■ **EXERCISE GOAL**
Say how many lines contain the word "SRMTID" and give no other text.
___ THE DATA ___
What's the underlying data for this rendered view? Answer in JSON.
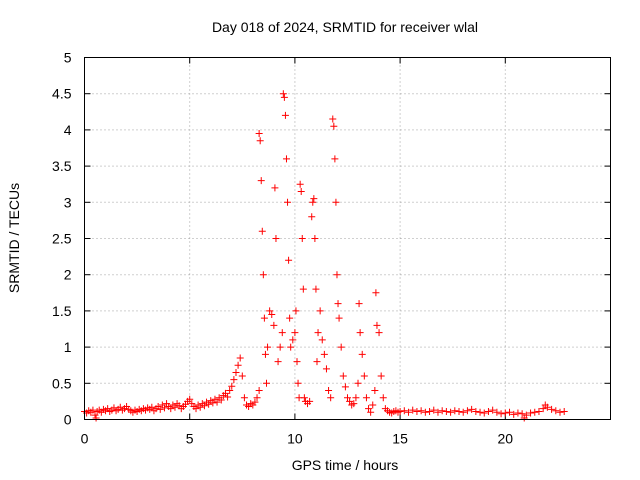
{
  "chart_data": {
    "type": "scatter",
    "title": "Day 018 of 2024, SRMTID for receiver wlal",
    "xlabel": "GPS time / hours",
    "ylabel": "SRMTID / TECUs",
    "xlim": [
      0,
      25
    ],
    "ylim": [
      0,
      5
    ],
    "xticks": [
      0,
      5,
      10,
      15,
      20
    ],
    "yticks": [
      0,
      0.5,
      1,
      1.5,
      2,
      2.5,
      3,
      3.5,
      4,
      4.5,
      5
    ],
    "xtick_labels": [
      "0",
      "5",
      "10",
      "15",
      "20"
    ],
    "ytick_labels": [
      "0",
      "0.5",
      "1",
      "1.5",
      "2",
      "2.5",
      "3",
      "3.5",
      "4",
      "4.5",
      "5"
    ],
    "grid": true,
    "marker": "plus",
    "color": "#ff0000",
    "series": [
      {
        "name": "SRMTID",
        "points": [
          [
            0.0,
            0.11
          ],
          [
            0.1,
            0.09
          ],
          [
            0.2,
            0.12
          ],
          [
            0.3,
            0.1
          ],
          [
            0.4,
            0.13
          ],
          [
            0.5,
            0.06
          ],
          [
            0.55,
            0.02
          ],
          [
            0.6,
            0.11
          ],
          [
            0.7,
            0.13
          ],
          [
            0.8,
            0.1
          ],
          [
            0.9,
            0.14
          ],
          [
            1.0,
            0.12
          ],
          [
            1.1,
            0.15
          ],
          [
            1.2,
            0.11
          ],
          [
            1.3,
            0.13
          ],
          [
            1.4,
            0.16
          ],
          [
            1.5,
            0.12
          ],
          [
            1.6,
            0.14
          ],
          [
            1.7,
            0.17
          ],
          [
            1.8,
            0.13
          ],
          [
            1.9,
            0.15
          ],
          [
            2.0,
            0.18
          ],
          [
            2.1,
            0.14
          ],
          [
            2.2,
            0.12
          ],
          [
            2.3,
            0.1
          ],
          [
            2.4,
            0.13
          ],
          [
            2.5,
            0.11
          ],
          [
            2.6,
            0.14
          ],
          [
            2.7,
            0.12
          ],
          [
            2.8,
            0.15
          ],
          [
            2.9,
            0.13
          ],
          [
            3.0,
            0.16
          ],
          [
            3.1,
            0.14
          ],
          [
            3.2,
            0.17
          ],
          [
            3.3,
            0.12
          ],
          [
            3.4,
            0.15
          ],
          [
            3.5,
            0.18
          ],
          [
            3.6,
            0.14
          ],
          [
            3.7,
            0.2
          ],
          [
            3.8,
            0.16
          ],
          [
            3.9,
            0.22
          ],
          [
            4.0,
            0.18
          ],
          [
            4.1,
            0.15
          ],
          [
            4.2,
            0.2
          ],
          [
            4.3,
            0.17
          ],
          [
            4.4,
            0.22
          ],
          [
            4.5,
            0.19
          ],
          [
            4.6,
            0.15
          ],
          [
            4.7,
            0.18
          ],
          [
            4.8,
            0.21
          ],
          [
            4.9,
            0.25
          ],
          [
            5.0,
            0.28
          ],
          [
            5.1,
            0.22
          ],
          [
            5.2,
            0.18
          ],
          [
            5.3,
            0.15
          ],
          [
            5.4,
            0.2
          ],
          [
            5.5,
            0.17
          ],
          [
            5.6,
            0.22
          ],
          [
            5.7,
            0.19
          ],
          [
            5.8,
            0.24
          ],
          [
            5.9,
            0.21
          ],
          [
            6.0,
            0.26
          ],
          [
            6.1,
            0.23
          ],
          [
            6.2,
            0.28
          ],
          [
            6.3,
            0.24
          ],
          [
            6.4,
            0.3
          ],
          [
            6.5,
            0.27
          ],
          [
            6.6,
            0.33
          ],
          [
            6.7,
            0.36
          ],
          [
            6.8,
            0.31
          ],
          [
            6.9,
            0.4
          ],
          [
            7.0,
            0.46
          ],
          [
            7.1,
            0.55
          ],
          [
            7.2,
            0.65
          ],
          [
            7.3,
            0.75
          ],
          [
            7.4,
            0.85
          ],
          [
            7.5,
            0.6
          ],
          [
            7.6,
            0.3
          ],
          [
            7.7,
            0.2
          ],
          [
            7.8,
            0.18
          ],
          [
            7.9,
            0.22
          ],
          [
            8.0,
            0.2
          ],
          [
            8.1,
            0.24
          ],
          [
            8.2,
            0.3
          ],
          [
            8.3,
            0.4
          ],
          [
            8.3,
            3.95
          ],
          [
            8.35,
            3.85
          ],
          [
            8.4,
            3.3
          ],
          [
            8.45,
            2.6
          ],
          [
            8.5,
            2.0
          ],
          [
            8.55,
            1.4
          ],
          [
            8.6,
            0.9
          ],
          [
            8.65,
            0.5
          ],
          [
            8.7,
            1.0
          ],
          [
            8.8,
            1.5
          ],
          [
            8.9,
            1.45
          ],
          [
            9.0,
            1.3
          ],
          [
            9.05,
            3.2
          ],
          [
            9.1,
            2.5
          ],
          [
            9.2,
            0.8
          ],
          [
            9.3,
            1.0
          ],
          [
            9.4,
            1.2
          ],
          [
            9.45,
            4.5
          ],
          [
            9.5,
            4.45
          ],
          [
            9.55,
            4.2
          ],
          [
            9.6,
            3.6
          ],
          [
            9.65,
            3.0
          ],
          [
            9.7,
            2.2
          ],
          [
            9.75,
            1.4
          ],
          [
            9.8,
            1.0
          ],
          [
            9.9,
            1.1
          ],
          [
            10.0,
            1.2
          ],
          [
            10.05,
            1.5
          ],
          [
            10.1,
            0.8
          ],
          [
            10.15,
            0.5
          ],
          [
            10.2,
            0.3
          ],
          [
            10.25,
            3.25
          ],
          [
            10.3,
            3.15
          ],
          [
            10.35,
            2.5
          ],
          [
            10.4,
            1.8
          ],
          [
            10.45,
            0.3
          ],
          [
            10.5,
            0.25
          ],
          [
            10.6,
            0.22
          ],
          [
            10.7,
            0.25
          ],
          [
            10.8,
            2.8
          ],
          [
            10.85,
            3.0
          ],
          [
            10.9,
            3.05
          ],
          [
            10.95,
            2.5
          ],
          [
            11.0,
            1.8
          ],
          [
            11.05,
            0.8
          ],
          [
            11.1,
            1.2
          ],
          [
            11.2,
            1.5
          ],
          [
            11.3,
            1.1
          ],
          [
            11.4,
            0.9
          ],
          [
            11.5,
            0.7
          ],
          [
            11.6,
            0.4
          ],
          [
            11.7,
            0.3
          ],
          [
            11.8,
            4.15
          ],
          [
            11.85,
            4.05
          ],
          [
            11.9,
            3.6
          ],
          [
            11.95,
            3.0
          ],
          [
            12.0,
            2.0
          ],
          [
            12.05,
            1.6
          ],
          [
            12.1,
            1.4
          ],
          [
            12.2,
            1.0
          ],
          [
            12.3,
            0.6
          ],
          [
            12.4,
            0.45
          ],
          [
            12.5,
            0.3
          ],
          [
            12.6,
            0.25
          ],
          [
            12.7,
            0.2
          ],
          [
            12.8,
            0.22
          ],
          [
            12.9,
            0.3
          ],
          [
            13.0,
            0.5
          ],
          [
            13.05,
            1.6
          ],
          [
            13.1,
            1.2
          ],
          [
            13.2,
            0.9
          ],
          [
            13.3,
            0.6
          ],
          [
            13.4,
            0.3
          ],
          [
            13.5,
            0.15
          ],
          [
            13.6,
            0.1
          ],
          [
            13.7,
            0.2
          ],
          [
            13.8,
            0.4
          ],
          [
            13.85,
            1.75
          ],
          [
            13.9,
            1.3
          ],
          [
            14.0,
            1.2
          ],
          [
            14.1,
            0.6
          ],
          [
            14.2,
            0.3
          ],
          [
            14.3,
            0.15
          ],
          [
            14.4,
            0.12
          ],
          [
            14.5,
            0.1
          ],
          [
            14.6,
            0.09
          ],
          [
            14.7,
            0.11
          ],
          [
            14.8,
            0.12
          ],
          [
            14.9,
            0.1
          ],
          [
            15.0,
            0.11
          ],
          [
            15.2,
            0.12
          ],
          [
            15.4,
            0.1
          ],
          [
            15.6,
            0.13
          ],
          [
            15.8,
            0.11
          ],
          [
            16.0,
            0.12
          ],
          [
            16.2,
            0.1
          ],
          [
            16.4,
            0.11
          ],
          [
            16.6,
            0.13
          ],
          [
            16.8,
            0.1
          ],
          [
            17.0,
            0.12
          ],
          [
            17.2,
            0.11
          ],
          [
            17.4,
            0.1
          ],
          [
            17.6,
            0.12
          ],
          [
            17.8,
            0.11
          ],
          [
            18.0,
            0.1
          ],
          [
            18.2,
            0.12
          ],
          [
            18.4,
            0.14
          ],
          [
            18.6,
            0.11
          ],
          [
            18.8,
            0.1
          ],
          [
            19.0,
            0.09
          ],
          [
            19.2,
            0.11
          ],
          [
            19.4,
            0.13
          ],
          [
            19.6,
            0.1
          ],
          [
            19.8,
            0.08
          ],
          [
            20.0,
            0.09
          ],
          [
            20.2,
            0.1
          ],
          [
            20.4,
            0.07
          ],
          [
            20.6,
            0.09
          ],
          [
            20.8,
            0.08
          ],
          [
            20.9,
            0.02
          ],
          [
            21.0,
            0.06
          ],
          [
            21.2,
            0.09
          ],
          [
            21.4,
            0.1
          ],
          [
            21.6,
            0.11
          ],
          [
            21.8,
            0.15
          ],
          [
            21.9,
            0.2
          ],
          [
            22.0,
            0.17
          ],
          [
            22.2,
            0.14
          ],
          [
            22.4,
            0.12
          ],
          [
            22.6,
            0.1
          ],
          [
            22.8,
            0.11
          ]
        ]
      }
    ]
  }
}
___
■ **EXERCISE ANSWER**
3